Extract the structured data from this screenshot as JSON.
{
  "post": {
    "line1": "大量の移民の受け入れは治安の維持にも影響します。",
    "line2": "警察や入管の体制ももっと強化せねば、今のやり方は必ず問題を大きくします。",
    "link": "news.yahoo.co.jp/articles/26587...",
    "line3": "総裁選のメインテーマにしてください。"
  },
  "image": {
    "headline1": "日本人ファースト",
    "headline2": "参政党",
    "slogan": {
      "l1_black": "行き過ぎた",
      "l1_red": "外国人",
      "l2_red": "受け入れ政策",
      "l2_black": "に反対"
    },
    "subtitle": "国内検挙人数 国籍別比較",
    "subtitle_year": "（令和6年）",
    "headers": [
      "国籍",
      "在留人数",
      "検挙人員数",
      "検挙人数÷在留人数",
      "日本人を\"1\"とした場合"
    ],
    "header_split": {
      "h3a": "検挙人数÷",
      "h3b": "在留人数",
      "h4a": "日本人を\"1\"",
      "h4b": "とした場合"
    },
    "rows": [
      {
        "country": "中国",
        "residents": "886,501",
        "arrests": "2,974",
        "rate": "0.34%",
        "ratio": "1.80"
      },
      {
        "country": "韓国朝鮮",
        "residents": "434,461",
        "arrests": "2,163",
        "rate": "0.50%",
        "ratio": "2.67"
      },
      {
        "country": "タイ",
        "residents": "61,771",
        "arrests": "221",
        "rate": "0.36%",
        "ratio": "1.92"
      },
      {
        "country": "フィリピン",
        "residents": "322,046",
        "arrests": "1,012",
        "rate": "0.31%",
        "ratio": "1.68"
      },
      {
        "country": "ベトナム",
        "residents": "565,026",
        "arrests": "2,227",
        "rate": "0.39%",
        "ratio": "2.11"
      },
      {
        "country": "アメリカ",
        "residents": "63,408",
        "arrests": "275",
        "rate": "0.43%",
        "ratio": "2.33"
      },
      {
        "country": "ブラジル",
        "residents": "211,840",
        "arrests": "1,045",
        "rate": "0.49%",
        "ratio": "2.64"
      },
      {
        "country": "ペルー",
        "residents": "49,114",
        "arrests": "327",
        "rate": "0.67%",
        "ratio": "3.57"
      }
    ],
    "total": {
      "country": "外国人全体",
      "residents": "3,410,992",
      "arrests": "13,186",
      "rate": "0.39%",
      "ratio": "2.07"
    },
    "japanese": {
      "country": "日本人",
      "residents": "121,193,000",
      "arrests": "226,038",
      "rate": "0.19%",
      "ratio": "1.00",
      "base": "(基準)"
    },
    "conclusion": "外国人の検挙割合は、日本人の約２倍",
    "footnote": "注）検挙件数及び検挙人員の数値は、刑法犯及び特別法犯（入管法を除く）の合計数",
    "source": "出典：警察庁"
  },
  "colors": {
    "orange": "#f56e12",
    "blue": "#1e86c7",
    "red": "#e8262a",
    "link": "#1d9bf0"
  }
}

▶ _Written task_
Copy every line of the entries above in which "country" occurs.

▶ _Reply to the exercise_
        "country": "中国",
        "country": "韓国朝鮮",
        "country": "タイ",
        "country": "フィリピン",
        "country": "ベトナム",
        "country": "アメリカ",
        "country": "ブラジル",
        "country": "ペルー",
      "country": "外国人全体",
      "country": "日本人",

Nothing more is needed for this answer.